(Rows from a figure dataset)
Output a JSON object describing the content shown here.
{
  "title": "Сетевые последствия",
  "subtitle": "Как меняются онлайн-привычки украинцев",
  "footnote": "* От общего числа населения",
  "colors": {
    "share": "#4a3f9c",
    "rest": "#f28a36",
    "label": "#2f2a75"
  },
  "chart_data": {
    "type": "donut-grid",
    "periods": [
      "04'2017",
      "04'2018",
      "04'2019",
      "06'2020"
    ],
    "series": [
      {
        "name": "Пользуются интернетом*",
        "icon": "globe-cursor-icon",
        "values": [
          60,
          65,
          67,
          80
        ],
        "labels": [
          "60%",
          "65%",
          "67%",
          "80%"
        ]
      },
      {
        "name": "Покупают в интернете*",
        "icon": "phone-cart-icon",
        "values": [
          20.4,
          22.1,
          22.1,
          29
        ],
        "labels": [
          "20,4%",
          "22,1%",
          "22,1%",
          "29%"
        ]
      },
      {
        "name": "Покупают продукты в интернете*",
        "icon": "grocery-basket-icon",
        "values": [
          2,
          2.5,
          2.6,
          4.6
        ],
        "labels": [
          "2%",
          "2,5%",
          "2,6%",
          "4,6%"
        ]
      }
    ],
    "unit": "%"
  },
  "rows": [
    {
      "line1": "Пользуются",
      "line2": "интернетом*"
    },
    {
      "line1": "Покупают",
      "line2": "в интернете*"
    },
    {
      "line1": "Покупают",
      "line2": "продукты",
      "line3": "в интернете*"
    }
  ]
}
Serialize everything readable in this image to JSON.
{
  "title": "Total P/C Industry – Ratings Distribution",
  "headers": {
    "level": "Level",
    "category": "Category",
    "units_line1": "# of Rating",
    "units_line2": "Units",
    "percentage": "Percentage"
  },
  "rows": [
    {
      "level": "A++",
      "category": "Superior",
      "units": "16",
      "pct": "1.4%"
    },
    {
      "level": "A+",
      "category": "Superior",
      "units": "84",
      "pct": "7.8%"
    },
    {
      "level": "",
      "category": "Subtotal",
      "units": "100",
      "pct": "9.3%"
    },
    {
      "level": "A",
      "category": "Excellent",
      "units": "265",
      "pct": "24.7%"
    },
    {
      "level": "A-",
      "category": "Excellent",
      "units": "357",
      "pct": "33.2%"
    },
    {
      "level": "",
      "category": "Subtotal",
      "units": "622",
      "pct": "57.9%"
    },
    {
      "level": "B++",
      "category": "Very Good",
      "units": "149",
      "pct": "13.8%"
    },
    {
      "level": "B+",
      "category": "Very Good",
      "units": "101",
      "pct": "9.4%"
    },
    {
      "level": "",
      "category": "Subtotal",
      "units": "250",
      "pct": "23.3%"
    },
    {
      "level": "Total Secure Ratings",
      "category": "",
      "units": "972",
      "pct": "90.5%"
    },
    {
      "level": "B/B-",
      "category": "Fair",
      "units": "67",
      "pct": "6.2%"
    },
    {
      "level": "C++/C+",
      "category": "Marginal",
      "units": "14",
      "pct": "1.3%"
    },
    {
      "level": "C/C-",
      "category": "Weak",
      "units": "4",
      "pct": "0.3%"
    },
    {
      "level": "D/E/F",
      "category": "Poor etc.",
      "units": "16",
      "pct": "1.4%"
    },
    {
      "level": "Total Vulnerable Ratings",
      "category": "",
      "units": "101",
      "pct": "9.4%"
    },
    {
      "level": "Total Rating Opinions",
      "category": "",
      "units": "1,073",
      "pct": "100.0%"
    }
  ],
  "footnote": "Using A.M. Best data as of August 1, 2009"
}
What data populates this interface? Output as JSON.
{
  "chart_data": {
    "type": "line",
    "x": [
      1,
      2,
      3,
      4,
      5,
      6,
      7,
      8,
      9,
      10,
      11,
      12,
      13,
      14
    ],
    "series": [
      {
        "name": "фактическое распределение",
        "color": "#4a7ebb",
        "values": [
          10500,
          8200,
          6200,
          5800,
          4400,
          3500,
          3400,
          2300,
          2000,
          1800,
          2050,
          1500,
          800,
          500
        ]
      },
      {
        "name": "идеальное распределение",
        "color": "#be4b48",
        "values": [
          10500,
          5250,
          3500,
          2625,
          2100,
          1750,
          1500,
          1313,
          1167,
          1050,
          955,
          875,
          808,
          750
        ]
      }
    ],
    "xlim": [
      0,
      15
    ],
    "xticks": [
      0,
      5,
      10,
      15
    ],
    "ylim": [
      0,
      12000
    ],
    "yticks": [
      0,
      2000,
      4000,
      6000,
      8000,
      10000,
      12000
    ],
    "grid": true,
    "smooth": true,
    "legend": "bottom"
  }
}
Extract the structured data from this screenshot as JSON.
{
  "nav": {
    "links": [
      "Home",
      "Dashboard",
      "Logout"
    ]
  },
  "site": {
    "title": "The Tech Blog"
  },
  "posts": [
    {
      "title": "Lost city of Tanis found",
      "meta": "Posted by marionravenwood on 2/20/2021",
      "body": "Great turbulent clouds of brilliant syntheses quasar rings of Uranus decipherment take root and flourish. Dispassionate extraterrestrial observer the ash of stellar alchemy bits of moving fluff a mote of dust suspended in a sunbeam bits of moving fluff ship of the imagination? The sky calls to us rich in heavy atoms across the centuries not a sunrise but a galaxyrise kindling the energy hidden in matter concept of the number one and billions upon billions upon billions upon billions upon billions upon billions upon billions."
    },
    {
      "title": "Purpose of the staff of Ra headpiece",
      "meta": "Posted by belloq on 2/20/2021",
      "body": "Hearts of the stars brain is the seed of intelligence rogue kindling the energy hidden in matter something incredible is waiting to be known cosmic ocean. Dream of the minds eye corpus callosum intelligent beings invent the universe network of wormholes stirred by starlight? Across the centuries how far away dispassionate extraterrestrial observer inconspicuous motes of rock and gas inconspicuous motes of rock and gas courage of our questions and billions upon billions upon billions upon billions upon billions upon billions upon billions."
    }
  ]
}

→ **INSTRUCTIONS FOR THE TASK**: Provide all the records again, word for word.

→ **EXERCISE RESPONSE**:
Output a JSON object describing the content shown here.
{
  "title": "Сетевые последствия",
  "subtitle": "Как меняются онлайн-привычки украинцев",
  "footnote": "* От общего числа населения",
  "colors": {
    "share": "#4a3f9c",
    "rest": "#f28a36",
    "label": "#2f2a75"
  },
  "chart_data": {
    "type": "donut-grid",
    "periods": [
      "04'2017",
      "04'2018",
      "04'2019",
      "06'2020"
    ],
    "series": [
      {
        "name": "Пользуются интернетом*",
        "icon": "globe-cursor-icon",
        "values": [
          60,
          65,
          67,
          80
        ],
        "labels": [
          "60%",
          "65%",
          "67%",
          "80%"
        ]
      },
      {
        "name": "Покупают в интернете*",
        "icon": "phone-cart-icon",
        "values": [
          20.4,
          22.1,
          22.1,
          29
        ],
        "labels": [
          "20,4%",
          "22,1%",
          "22,1%",
          "29%"
        ]
      },
      {
        "name": "Покупают продукты в интернете*",
        "icon": "grocery-basket-icon",
        "values": [
          2,
          2.5,
          2.6,
          4.6
        ],
        "labels": [
          "2%",
          "2,5%",
          "2,6%",
          "4,6%"
        ]
      }
    ],
    "unit": "%"
  },
  "rows": [
    {
      "line1": "Пользуются",
      "line2": "интернетом*"
    },
    {
      "line1": "Покупают",
      "line2": "в интернете*"
    },
    {
      "line1": "Покупают",
      "line2": "продукты",
      "line3": "в интернете*"
    }
  ]
}
Serialize everything readable in this image to JSON.
{
  "title": "Total P/C Industry – Ratings Distribution",
  "headers": {
    "level": "Level",
    "category": "Category",
    "units_line1": "# of Rating",
    "units_line2": "Units",
    "percentage": "Percentage"
  },
  "rows": [
    {
      "level": "A++",
      "category": "Superior",
      "units": "16",
      "pct": "1.4%"
    },
    {
      "level": "A+",
      "category": "Superior",
      "units": "84",
      "pct": "7.8%"
    },
    {
      "level": "",
      "category": "Subtotal",
      "units": "100",
      "pct": "9.3%"
    },
    {
      "level": "A",
      "category": "Excellent",
      "units": "265",
      "pct": "24.7%"
    },
    {
      "level": "A-",
      "category": "Excellent",
      "units": "357",
      "pct": "33.2%"
    },
    {
      "level": "",
      "category": "Subtotal",
      "units": "622",
      "pct": "57.9%"
    },
    {
      "level": "B++",
      "category": "Very Good",
      "units": "149",
      "pct": "13.8%"
    },
    {
      "level": "B+",
      "category": "Very Good",
      "units": "101",
      "pct": "9.4%"
    },
    {
      "level": "",
      "category": "Subtotal",
      "units": "250",
      "pct": "23.3%"
    },
    {
      "level": "Total Secure Ratings",
      "category": "",
      "units": "972",
      "pct": "90.5%"
    },
    {
      "level": "B/B-",
      "category": "Fair",
      "units": "67",
      "pct": "6.2%"
    },
    {
      "level": "C++/C+",
      "category": "Marginal",
      "units": "14",
      "pct": "1.3%"
    },
    {
      "level": "C/C-",
      "category": "Weak",
      "units": "4",
      "pct": "0.3%"
    },
    {
      "level": "D/E/F",
      "category": "Poor etc.",
      "units": "16",
      "pct": "1.4%"
    },
    {
      "level": "Total Vulnerable Ratings",
      "category": "",
      "units": "101",
      "pct": "9.4%"
    },
    {
      "level": "Total Rating Opinions",
      "category": "",
      "units": "1,073",
      "pct": "100.0%"
    }
  ],
  "footnote": "Using A.M. Best data as of August 1, 2009"
}
What data populates this interface? Output as JSON.
{
  "chart_data": {
    "type": "line",
    "x": [
      1,
      2,
      3,
      4,
      5,
      6,
      7,
      8,
      9,
      10,
      11,
      12,
      13,
      14
    ],
    "series": [
      {
        "name": "фактическое распределение",
        "color": "#4a7ebb",
        "values": [
          10500,
          8200,
          6200,
          5800,
          4400,
          3500,
          3400,
          2300,
          2000,
          1800,
          2050,
          1500,
          800,
          500
        ]
      },
      {
        "name": "идеальное распределение",
        "color": "#be4b48",
        "values": [
          10500,
          5250,
          3500,
          2625,
          2100,
          1750,
          1500,
          1313,
          1167,
          1050,
          955,
          875,
          808,
          750
        ]
      }
    ],
    "xlim": [
      0,
      15
    ],
    "xticks": [
      0,
      5,
      10,
      15
    ],
    "ylim": [
      0,
      12000
    ],
    "yticks": [
      0,
      2000,
      4000,
      6000,
      8000,
      10000,
      12000
    ],
    "grid": true,
    "smooth": true,
    "legend": "bottom"
  }
}
Extract the structured data from this screenshot as JSON.
{
  "nav": {
    "links": [
      "Home",
      "Dashboard",
      "Logout"
    ]
  },
  "site": {
    "title": "The Tech Blog"
  },
  "posts": [
    {
      "title": "Lost city of Tanis found",
      "meta": "Posted by marionravenwood on 2/20/2021",
      "body": "Great turbulent clouds of brilliant syntheses quasar rings of Uranus decipherment take root and flourish. Dispassionate extraterrestrial observer the ash of stellar alchemy bits of moving fluff a mote of dust suspended in a sunbeam bits of moving fluff ship of the imagination? The sky calls to us rich in heavy atoms across the centuries not a sunrise but a galaxyrise kindling the energy hidden in matter concept of the number one and billions upon billions upon billions upon billions upon billions upon billions upon billions."
    },
    {
      "title": "Purpose of the staff of Ra headpiece",
      "meta": "Posted by belloq on 2/20/2021",
      "body": "Hearts of the stars brain is the seed of intelligence rogue kindling the energy hidden in matter something incredible is waiting to be known cosmic ocean. Dream of the minds eye corpus callosum intelligent beings invent the universe network of wormholes stirred by starlight? Across the centuries how far away dispassionate extraterrestrial observer inconspicuous motes of rock and gas inconspicuous motes of rock and gas courage of our questions and billions upon billions upon billions upon billions upon billions upon billions upon billions."
    }
  ]
}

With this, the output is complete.